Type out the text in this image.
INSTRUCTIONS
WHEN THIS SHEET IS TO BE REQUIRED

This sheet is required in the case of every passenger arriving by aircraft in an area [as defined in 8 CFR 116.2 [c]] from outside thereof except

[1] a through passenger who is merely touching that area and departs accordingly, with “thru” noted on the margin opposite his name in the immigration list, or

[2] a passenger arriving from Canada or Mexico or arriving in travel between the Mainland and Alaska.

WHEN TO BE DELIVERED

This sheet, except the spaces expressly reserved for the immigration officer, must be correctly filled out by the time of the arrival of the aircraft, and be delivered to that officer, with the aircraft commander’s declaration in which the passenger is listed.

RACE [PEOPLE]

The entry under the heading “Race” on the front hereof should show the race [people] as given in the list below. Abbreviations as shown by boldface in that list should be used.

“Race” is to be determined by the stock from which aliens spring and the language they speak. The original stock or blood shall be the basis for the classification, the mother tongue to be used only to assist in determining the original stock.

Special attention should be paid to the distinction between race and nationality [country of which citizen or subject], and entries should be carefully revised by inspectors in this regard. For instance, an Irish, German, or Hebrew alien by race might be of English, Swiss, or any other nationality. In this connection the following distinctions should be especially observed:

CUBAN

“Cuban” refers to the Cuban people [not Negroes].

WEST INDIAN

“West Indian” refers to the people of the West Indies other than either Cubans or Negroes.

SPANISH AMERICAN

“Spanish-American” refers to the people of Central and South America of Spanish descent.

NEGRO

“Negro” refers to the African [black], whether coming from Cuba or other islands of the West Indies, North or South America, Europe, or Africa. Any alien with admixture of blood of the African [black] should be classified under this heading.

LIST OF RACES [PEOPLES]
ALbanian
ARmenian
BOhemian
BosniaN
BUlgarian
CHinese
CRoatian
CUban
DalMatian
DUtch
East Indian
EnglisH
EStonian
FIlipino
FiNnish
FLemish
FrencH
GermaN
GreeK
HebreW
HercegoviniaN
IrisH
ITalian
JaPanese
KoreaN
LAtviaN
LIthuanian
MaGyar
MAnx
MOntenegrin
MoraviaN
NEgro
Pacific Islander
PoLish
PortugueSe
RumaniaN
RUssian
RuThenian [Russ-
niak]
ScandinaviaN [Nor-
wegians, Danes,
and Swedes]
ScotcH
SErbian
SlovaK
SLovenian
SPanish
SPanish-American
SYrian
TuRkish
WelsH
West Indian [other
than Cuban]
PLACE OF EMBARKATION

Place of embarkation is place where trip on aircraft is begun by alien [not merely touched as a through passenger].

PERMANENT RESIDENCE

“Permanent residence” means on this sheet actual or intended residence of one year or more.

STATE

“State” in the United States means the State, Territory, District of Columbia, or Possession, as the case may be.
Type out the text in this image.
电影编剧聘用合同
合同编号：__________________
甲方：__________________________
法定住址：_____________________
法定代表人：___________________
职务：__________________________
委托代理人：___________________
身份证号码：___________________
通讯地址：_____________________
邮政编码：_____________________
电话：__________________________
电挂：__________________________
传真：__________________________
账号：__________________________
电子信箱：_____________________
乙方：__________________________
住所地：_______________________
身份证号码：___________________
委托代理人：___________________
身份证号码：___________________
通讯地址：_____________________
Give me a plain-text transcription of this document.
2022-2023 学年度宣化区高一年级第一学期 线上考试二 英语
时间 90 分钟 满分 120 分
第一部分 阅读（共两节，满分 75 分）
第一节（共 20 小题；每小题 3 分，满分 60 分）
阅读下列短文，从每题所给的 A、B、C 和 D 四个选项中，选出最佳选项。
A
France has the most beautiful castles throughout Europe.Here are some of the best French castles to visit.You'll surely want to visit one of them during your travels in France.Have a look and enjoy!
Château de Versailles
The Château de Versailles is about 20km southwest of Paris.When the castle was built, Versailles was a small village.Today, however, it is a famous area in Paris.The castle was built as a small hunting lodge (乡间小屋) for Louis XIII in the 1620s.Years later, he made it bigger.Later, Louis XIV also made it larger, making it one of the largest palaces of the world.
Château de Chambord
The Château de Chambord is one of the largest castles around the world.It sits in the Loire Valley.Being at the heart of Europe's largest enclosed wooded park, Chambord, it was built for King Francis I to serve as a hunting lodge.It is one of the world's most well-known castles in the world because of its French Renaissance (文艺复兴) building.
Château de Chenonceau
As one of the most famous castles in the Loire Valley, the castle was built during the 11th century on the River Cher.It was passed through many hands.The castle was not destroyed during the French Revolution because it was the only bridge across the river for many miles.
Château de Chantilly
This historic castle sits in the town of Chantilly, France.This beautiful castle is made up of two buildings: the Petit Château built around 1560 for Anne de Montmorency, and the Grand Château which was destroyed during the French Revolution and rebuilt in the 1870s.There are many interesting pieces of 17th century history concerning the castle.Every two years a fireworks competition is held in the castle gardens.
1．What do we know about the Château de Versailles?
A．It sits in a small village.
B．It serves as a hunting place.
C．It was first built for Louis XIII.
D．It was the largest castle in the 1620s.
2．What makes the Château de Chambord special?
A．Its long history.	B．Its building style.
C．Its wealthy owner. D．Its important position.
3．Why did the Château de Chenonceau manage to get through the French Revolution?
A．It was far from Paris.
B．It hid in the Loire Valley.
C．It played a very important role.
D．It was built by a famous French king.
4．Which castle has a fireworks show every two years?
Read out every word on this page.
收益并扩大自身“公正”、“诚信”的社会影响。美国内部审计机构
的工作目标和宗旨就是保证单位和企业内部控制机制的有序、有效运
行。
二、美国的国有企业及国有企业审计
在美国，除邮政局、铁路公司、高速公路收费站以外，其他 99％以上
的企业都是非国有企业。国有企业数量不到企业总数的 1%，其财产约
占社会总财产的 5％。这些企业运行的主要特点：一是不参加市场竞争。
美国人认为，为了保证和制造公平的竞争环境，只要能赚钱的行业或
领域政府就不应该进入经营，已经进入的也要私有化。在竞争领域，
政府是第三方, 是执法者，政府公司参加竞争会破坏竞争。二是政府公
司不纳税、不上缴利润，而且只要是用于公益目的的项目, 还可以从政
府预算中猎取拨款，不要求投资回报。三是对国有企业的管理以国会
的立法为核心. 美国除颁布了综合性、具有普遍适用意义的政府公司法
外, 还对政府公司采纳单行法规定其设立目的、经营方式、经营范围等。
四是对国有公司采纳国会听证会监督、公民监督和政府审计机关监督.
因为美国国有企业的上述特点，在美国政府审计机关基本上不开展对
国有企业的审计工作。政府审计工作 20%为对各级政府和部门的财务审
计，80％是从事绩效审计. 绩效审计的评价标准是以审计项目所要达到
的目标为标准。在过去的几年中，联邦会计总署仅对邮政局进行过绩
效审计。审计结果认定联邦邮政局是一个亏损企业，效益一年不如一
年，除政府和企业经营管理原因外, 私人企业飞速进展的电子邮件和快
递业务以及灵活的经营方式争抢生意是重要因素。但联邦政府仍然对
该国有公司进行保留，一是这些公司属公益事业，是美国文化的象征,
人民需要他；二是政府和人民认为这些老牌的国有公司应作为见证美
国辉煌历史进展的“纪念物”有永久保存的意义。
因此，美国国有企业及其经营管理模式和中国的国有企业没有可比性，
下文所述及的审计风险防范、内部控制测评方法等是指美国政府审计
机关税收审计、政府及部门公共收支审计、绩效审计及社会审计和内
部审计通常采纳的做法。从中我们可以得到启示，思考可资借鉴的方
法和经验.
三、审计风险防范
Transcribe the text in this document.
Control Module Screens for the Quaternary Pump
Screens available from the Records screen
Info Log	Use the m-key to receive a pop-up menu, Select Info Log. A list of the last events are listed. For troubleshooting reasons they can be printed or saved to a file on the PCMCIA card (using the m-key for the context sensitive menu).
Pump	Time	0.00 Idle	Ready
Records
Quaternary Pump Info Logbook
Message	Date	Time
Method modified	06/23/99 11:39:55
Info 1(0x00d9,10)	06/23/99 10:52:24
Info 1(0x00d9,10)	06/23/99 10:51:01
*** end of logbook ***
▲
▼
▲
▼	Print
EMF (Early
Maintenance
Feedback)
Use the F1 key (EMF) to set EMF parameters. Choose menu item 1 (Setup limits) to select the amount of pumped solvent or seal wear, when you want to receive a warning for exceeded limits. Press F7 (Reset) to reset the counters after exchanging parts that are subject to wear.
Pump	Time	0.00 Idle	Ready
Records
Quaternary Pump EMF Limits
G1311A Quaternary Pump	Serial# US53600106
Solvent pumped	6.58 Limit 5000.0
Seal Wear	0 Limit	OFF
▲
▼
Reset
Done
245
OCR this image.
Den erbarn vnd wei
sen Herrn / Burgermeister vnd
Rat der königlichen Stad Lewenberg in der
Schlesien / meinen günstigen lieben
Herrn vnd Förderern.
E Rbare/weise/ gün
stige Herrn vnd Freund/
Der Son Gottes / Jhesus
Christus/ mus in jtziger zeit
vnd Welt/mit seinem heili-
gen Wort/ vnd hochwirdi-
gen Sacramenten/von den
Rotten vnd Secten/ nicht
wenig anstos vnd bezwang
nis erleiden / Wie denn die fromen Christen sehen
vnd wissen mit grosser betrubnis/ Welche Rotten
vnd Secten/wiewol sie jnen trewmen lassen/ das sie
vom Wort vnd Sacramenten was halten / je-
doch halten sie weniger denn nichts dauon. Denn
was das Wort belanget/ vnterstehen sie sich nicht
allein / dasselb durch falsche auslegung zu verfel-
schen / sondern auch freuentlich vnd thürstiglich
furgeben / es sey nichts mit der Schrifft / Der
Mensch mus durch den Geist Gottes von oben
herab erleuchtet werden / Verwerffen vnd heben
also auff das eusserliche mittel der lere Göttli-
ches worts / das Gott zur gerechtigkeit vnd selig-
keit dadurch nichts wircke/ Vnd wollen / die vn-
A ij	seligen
⁂
Show every line where the string "nichts" appears.

**EXERCISE RESULT**
doch halten sie weniger denn nichts dauon. Denn
furgeben / es sey nichts mit der Schrifft / Der
keit dadurch nichts wircke/ Vnd wollen / die vn-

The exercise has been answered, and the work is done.